▶ STATED TASK 1: From the records, write the lines from the one containing "329, 1376, 475]" through the one containing "text-line: Otlar qonun", inclusive, as a JSON list of strings with one string per line.

:::::

Thursday, June 21, 2012

The ongoing, Nouri-created political crisis

Alsumaria reports Nouri has another poll -- it's funny how the Iraqi outlets can always identify Nouri's polls as his but others -- NPR's Quil Lawrence for example -- struggle with that reality.  There's no margin of error listed for the poll . . . apparently because Little Saddam makes no error.  (Without a published margin of error, a poll isn't scientific.)   Asked if they believed a national conference could solve the political crisis, Nouri gave 7% of respondents or 'respondents' an "I don't know," 23% a "yes" and 70% a "no."  Not only does the poll fail to offer a margin of error, it's results reflect Nouri's own resistance to a national conference which, I'm so very sure, must be a coincidence. 

Iraq is in the midst of an ongoing political crisis that can easily be explained: Nouri broke a contract.  That contract is the Erbil Agreement and if the US press had done it's job everyone reading right now would be nodding their heads and saying, "Oh, right."

But though breathless in their November 2010 coverage of the Erbil Agreement, they now either can't recall it or else can't recall the name.

In March 2010, Iraq held parliamentary elections.  Despite using the Justice and Accountability Commission* to disqualify political rivals and force them out of the race, Nouri's claims and 'polls' that showed his State of Iraq winning by a huge margin did not come true.  Not only was there no huge win, there was no win for State of Law at all.  The newly formed Iraqiya, headed by Ayad Allawi, won.  The US press loves to add "by only two seats!"  No, they didn't win by seats.  Seats in the Parliament were what was awarded.  They won by votes.  And vote totals do not allow the whores of Nouri to make it look as close so instead they note "only two seats!" As though that makes Iraqiya's win illegitimate?  Reality, you only need to win by one vote.

:::::

▶ STATED TASK 2: Continue the piece on Iraq's political crisis from the point where it ends.

:::::

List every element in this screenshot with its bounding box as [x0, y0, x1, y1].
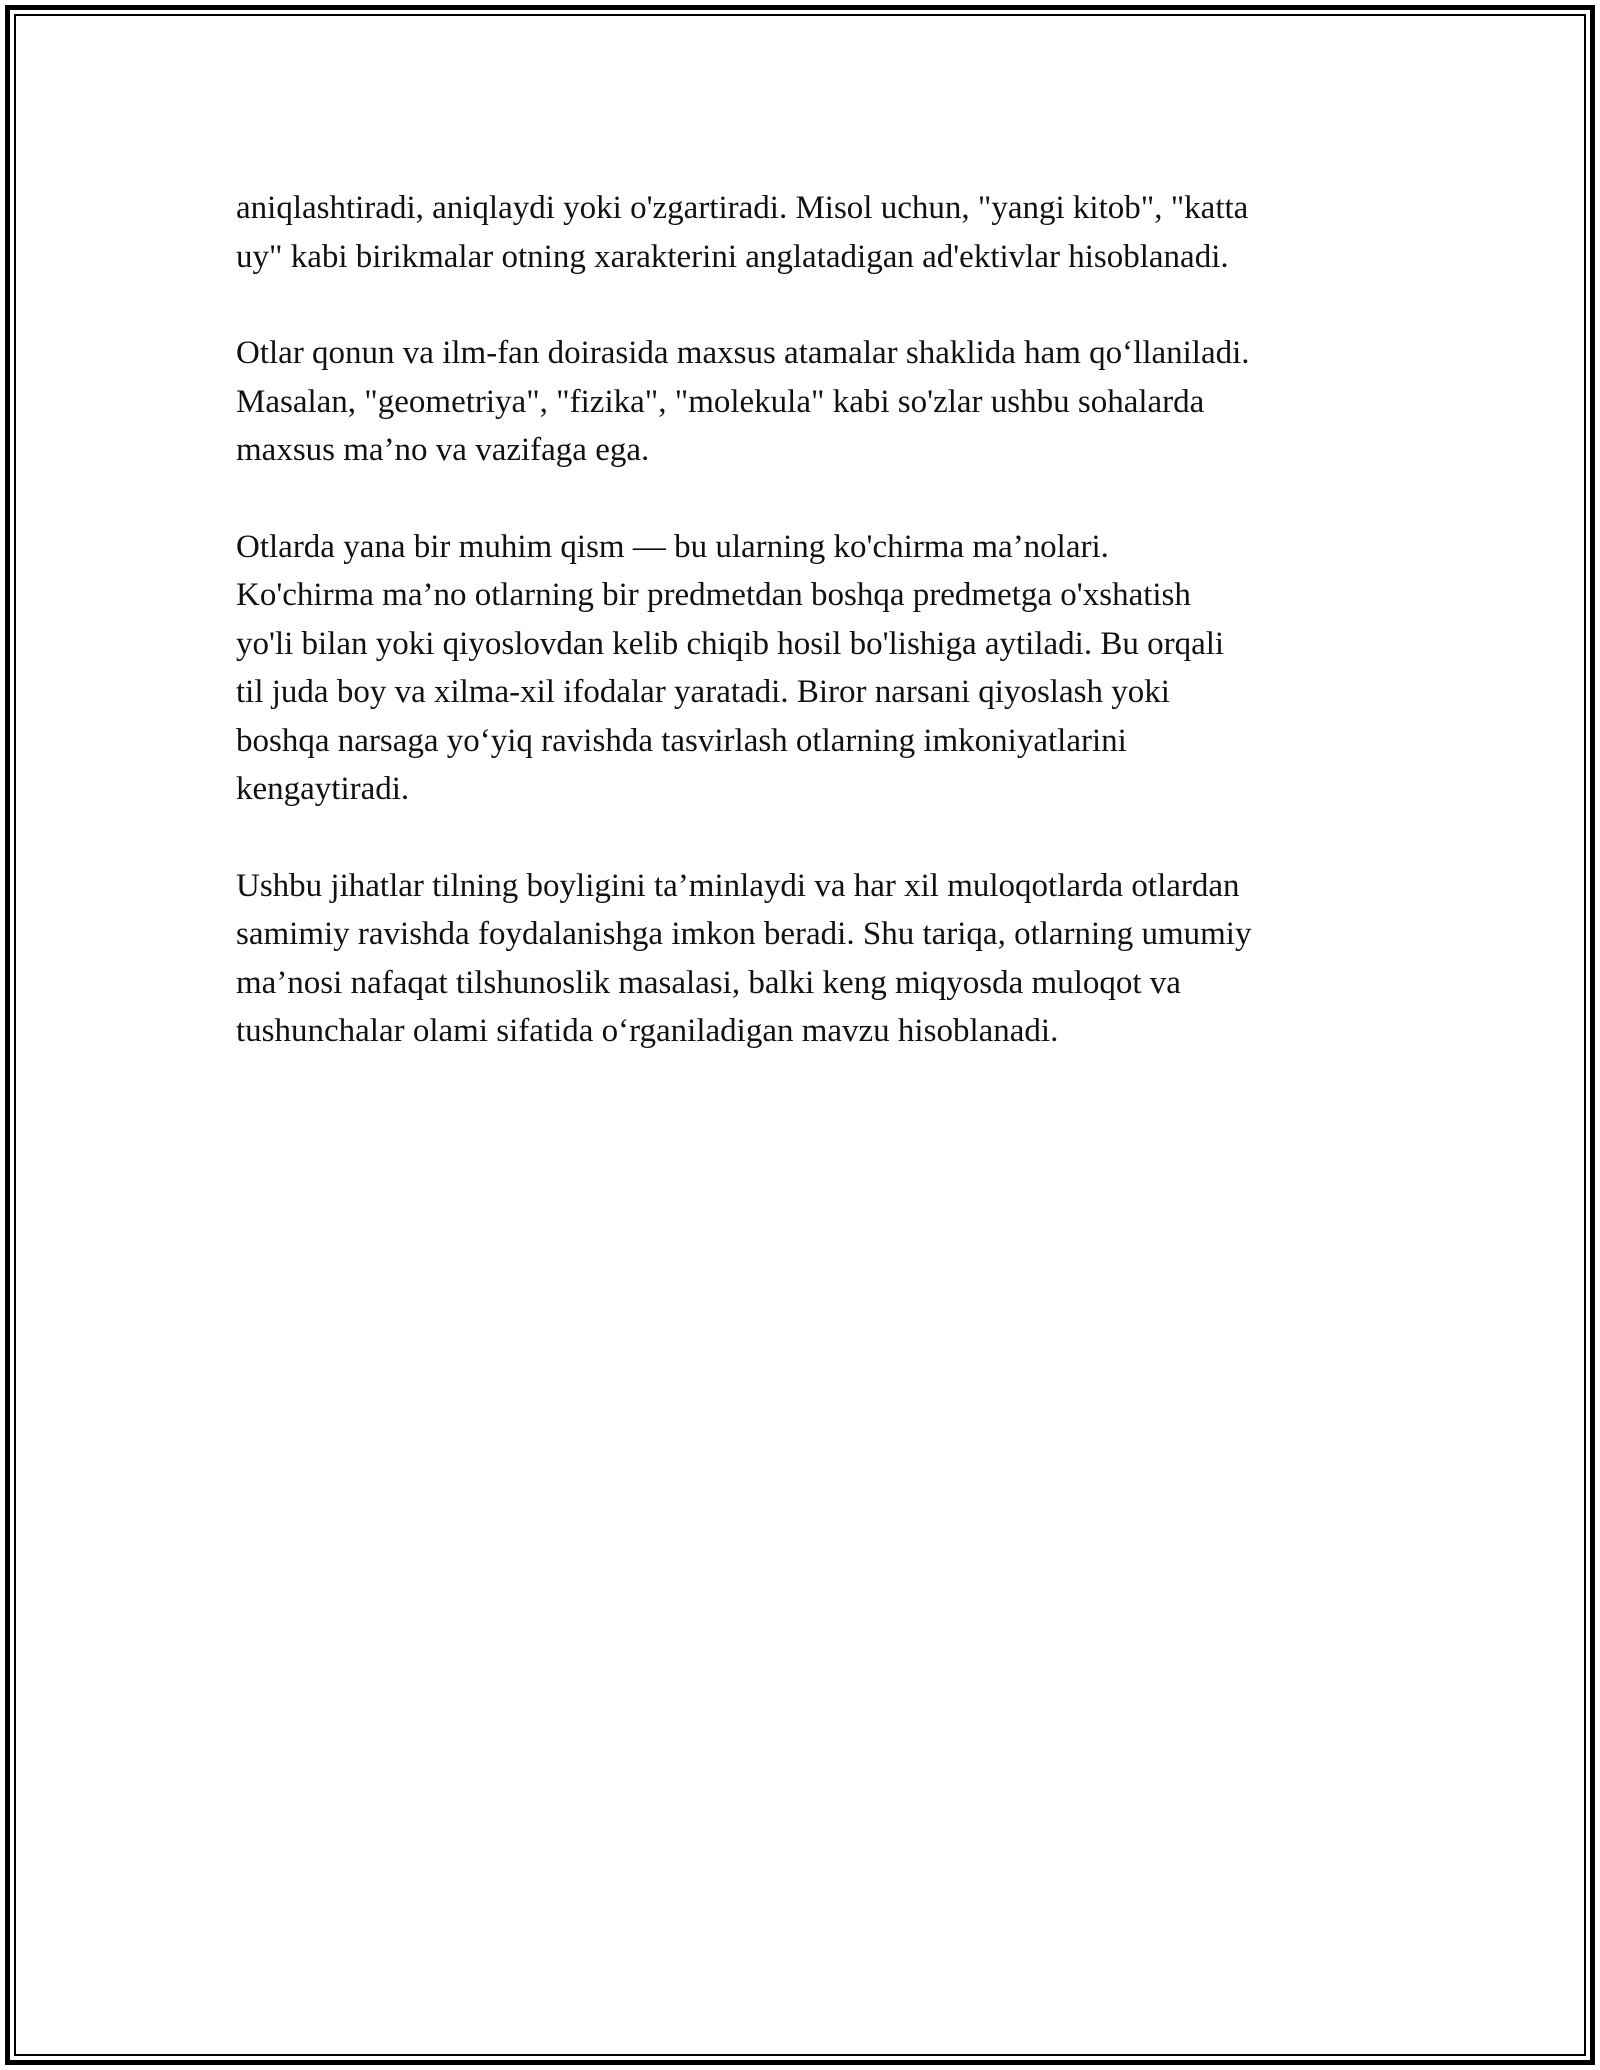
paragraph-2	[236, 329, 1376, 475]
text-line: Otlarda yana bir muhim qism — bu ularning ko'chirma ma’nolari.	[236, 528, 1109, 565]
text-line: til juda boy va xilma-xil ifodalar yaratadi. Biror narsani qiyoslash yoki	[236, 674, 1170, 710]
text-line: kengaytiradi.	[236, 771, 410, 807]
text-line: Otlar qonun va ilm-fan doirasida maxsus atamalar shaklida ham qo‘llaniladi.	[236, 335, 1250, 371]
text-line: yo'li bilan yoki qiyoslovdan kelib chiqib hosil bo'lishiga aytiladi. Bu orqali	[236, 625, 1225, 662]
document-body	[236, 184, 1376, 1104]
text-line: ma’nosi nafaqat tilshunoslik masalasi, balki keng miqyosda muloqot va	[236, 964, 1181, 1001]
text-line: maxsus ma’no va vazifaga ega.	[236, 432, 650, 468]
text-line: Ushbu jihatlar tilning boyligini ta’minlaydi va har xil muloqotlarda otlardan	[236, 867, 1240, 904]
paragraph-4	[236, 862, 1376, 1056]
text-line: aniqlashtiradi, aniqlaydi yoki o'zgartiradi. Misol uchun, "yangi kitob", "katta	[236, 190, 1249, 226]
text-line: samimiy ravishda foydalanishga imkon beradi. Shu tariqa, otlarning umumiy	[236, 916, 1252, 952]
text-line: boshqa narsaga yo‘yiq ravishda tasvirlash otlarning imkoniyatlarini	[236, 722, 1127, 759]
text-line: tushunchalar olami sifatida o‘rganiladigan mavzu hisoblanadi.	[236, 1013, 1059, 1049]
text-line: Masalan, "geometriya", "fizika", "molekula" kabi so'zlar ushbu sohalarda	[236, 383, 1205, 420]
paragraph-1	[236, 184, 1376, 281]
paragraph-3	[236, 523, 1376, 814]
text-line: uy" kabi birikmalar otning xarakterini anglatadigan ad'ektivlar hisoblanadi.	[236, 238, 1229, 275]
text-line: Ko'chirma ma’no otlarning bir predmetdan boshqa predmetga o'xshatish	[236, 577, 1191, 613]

:::::

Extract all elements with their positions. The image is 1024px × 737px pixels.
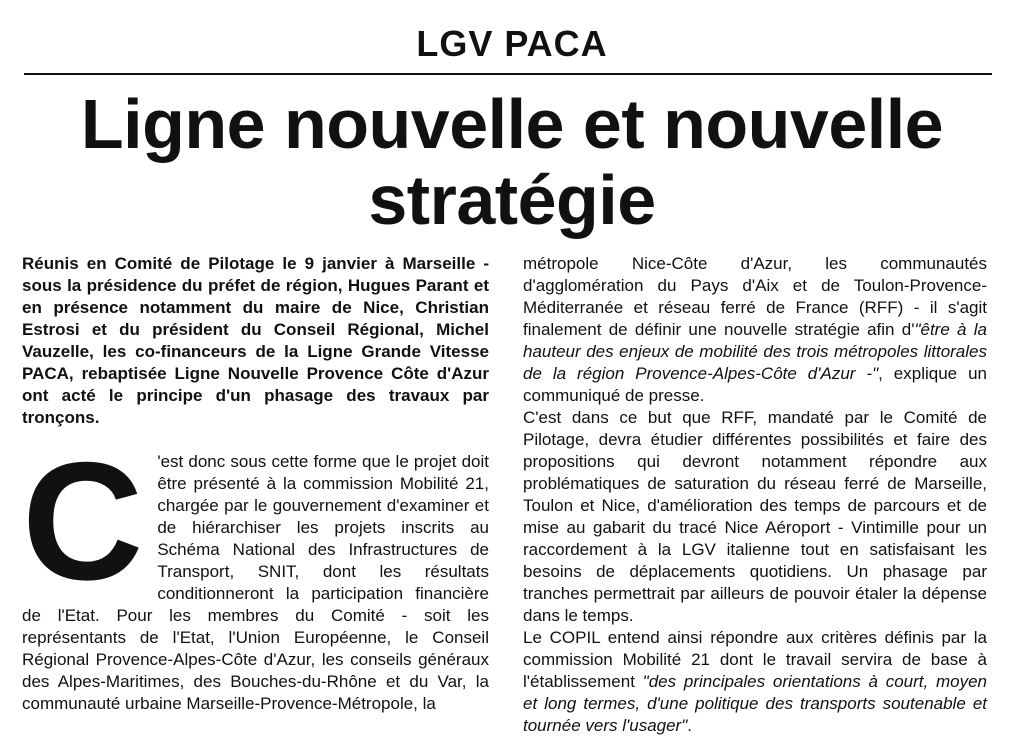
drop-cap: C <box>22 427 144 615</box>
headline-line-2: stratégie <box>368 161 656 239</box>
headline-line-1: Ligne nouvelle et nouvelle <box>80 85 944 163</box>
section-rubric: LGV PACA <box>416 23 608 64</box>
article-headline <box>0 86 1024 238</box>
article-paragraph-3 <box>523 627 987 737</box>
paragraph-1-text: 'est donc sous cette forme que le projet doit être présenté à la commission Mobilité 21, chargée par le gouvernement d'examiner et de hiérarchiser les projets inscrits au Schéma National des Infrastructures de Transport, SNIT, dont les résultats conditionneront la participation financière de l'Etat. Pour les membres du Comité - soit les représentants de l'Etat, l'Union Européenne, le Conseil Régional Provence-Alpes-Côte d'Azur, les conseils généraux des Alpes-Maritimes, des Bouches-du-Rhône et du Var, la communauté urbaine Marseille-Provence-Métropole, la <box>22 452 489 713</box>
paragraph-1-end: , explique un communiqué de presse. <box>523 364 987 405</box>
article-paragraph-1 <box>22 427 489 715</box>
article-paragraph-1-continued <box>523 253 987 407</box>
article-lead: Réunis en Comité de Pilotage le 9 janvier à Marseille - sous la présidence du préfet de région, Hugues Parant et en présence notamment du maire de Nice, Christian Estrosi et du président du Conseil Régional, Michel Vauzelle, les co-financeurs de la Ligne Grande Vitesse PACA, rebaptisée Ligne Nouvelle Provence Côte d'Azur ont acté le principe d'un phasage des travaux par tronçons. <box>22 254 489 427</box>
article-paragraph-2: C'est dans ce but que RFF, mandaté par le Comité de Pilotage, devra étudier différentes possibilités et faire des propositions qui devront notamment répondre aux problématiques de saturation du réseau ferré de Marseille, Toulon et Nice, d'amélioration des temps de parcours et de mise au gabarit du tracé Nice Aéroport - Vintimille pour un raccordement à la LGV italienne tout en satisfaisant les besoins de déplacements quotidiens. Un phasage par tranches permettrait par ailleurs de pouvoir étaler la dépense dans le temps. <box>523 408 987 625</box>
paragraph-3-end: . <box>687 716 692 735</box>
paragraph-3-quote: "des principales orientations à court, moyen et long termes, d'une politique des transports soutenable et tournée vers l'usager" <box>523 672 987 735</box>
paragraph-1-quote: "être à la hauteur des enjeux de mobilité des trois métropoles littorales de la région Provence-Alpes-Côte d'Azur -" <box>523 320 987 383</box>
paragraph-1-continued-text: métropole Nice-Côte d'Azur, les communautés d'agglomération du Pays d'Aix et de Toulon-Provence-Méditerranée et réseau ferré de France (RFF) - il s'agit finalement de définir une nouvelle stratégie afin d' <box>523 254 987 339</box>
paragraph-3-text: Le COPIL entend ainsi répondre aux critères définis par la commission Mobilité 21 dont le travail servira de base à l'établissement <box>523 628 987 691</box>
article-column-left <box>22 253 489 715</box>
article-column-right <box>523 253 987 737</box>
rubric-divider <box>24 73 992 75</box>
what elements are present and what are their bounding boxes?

:::::

▶ ANSWER 1:
[
  "paragraph-2\t[236, 329, 1376, 475]",
  "text-line: Otlarda yana bir muhim qism — bu ularning ko'chirma ma’nolari.\t[236, 528, 1109, 565]",
  "text-line: til juda boy va xilma-xil ifodalar yaratadi. Biror narsani qiyoslash yoki\t[236, 674, 1170, 710]",
  "text-line: kengaytiradi.\t[236, 771, 410, 807]",
  "text-line: Otlar qonun va ilm-fan doirasida maxsus atamalar shaklida ham qo‘llaniladi.\t[236, 335, 1250, 371]"
]

▶ ANSWER 2:
The results meant no first shot at forming a cabinet for Nouri who so desperately wanted a second term.  So he threw the entire process into gridlock and was able to do so with the backing and support of the US White House.  The US press was really something to see.  As Iraq set the record with eight months of gridlock, they excused it, laughed at it, minimized it.  A stark contrast to their hadn wringing and hysterics in November 2000 following the US election whiere they insisted a 'clear winner' must be known immediately and that Al Gore should do the 'noble' thing and call Bully Boy Bush the winner.  For those who've forgotten or were too young to remember, Gore v. Bush went before the Supreme Court and, even with that, did not last months.  A US president isn't sworn in utnil the last third of January.  But throughout November, it was hysteria and alarm from the US press. 

Maybe they wee confessing to not believing that the US had a strong democracy?  Iraq's process -- which doesn't begin to resemble a democracy -- is far more fragile.  But there were no calls for Nouri to step aside.  The press echoed the Obama administration line because there's no real independence in the press.  His sychophants did not serve him well because Baack owns Iraq forever more as a result of his refusal to support the election results, to support the Iraqi people, to support a stab at democracy, to support the Iraqi Constitution.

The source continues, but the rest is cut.